Short problem: Copy every line from the records below that holds the word "this".
[begin Dataset excerpts]
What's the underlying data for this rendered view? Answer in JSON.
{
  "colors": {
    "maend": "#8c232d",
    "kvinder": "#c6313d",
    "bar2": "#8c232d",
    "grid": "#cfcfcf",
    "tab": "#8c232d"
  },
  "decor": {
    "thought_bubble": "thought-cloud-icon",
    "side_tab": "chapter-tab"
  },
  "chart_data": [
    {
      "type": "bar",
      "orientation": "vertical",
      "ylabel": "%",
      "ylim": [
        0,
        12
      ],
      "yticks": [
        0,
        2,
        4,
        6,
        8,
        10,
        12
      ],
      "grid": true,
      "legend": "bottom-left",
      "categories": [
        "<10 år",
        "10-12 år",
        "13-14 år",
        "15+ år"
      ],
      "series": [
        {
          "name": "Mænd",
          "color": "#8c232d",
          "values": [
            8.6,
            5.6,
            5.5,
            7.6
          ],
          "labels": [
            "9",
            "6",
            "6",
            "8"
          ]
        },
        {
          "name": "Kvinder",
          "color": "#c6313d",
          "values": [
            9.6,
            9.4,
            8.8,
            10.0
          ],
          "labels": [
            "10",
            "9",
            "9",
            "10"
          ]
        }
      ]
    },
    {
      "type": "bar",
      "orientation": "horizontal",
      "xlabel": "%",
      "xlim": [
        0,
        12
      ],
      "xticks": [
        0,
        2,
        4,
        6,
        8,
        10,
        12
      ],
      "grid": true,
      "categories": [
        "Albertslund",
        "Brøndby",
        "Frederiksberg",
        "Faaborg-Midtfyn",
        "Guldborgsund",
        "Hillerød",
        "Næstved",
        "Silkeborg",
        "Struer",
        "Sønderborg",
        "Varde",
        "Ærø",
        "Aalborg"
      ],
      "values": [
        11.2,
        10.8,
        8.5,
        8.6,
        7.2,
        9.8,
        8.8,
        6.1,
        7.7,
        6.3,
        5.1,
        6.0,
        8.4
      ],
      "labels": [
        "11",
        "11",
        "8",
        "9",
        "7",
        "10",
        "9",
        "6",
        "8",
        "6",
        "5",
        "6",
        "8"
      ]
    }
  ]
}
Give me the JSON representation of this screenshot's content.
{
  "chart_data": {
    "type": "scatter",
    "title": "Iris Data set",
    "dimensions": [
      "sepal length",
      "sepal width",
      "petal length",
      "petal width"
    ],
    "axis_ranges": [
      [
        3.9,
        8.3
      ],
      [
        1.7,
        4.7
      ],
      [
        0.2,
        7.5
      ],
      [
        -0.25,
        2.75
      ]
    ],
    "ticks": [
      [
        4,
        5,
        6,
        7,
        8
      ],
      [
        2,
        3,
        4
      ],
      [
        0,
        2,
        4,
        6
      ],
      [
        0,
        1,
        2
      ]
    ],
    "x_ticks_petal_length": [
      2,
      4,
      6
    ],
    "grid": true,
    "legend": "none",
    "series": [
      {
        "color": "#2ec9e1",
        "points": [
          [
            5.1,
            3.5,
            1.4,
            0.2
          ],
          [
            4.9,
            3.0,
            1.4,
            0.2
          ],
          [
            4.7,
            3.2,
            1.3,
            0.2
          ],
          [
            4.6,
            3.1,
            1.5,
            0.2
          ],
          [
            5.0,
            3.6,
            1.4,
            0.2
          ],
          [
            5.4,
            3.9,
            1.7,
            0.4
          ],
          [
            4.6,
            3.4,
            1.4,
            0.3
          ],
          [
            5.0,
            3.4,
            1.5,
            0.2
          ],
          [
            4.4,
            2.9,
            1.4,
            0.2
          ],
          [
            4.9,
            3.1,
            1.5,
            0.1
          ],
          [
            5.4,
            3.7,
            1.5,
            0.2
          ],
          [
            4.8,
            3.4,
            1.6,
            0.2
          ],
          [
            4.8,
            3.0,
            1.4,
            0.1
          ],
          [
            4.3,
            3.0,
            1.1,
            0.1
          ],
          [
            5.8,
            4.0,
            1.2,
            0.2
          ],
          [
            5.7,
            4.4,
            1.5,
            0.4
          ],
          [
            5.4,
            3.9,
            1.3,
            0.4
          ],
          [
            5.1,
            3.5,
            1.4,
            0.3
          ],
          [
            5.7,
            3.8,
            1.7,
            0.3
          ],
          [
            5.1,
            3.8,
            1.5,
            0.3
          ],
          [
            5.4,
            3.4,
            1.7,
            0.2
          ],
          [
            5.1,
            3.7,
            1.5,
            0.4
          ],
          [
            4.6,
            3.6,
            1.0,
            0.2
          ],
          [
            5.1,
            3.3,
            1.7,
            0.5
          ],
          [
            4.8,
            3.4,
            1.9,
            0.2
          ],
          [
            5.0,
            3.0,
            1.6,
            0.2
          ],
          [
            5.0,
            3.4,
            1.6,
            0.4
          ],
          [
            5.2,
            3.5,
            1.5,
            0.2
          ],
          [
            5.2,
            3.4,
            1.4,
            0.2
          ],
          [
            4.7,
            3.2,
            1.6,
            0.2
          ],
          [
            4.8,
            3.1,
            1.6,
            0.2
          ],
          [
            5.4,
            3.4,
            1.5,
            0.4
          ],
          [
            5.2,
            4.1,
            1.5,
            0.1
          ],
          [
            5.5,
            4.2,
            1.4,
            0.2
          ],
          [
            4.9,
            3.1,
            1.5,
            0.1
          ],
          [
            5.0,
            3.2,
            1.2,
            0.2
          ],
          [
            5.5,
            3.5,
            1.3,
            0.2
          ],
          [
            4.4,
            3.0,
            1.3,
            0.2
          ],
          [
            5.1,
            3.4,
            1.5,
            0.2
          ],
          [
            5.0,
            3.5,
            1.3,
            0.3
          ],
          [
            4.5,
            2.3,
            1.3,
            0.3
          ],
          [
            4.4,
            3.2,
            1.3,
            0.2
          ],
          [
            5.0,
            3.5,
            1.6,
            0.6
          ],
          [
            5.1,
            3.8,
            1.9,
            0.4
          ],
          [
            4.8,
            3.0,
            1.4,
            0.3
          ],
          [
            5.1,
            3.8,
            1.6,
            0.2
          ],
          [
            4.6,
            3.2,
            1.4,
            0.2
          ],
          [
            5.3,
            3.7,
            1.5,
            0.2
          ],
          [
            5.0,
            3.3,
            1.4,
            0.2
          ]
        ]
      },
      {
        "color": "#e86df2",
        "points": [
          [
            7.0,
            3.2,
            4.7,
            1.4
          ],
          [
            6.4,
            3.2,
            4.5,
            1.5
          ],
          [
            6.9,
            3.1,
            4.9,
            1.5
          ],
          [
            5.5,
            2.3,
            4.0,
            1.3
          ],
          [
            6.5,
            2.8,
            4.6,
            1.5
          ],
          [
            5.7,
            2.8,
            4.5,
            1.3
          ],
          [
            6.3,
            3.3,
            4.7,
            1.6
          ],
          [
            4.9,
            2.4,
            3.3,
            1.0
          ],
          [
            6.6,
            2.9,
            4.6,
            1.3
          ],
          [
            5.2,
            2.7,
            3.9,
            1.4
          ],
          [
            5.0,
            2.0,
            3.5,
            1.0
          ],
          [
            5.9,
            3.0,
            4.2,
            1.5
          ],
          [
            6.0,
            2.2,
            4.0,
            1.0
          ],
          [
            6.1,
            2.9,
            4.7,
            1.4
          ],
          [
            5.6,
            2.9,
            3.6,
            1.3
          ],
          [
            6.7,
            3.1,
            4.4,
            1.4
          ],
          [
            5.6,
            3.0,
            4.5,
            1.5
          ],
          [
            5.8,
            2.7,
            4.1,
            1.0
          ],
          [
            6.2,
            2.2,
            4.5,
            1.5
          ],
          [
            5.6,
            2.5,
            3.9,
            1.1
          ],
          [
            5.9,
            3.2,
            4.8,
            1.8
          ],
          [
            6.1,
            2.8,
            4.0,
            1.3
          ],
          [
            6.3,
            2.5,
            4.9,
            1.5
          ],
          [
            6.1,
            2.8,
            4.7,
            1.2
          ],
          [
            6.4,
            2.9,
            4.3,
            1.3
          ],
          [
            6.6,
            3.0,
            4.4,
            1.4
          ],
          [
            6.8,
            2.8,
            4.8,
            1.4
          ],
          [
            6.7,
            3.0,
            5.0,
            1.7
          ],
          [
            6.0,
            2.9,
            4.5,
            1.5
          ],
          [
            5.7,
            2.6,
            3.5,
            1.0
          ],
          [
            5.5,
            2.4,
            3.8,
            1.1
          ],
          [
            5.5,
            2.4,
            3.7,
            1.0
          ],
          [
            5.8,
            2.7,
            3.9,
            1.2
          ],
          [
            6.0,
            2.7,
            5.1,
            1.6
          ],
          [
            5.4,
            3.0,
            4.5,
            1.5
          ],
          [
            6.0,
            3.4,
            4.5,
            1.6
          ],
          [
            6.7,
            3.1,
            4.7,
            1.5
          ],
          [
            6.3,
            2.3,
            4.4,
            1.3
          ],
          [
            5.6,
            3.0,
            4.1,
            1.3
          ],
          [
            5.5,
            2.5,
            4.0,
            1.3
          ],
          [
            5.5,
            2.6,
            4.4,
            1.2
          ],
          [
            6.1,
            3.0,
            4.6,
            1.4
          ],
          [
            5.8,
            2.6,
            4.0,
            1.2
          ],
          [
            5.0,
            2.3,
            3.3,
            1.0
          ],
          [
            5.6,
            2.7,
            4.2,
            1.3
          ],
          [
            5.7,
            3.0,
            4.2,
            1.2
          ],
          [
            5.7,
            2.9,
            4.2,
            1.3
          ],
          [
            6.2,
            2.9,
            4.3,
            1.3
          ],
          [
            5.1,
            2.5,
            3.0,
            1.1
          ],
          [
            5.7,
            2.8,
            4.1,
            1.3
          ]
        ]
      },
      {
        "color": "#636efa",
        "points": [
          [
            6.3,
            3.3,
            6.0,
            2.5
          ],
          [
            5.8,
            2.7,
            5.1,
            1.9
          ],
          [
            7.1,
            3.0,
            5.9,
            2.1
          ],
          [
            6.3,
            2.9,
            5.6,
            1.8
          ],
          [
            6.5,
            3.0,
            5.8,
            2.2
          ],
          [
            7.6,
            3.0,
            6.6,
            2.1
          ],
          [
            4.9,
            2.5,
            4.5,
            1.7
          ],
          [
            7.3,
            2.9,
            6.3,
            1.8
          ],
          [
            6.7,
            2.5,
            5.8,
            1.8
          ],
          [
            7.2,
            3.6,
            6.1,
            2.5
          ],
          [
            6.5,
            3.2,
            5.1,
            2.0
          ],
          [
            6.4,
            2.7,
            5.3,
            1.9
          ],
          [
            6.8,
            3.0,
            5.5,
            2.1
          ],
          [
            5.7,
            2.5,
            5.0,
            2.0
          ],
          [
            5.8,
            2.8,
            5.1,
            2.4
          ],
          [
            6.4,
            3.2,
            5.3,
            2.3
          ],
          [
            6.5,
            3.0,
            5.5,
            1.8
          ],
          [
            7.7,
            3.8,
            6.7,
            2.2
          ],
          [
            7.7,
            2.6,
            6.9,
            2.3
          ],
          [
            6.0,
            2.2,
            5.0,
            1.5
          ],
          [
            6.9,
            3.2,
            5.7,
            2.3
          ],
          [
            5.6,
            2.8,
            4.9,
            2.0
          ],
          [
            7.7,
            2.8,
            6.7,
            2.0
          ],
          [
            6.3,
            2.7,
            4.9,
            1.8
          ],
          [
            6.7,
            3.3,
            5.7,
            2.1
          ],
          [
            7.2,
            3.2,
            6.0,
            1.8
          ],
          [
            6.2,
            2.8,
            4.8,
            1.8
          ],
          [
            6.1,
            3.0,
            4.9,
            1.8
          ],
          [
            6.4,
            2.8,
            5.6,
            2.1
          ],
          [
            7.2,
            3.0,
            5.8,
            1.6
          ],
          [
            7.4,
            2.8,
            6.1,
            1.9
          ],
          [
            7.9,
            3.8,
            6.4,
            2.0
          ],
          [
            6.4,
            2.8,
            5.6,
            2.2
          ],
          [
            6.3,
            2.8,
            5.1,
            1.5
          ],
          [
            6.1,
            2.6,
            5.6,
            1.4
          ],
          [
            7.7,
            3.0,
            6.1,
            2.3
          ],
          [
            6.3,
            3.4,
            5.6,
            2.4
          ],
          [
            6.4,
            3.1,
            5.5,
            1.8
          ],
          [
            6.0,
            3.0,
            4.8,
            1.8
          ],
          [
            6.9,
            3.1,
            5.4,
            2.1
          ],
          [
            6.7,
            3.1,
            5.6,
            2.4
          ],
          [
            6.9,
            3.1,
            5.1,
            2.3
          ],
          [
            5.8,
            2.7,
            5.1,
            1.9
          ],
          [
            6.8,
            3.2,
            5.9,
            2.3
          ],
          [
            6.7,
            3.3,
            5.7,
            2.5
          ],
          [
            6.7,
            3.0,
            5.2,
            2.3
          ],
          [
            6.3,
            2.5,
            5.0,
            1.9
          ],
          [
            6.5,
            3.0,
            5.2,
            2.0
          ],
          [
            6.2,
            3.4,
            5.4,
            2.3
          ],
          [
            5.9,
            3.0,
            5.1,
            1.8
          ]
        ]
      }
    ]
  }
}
[end Dataset excerpts]
The reply:
What's the underlying data for this rendered view? Answer in JSON.
Give me the JSON representation of this screenshot's content.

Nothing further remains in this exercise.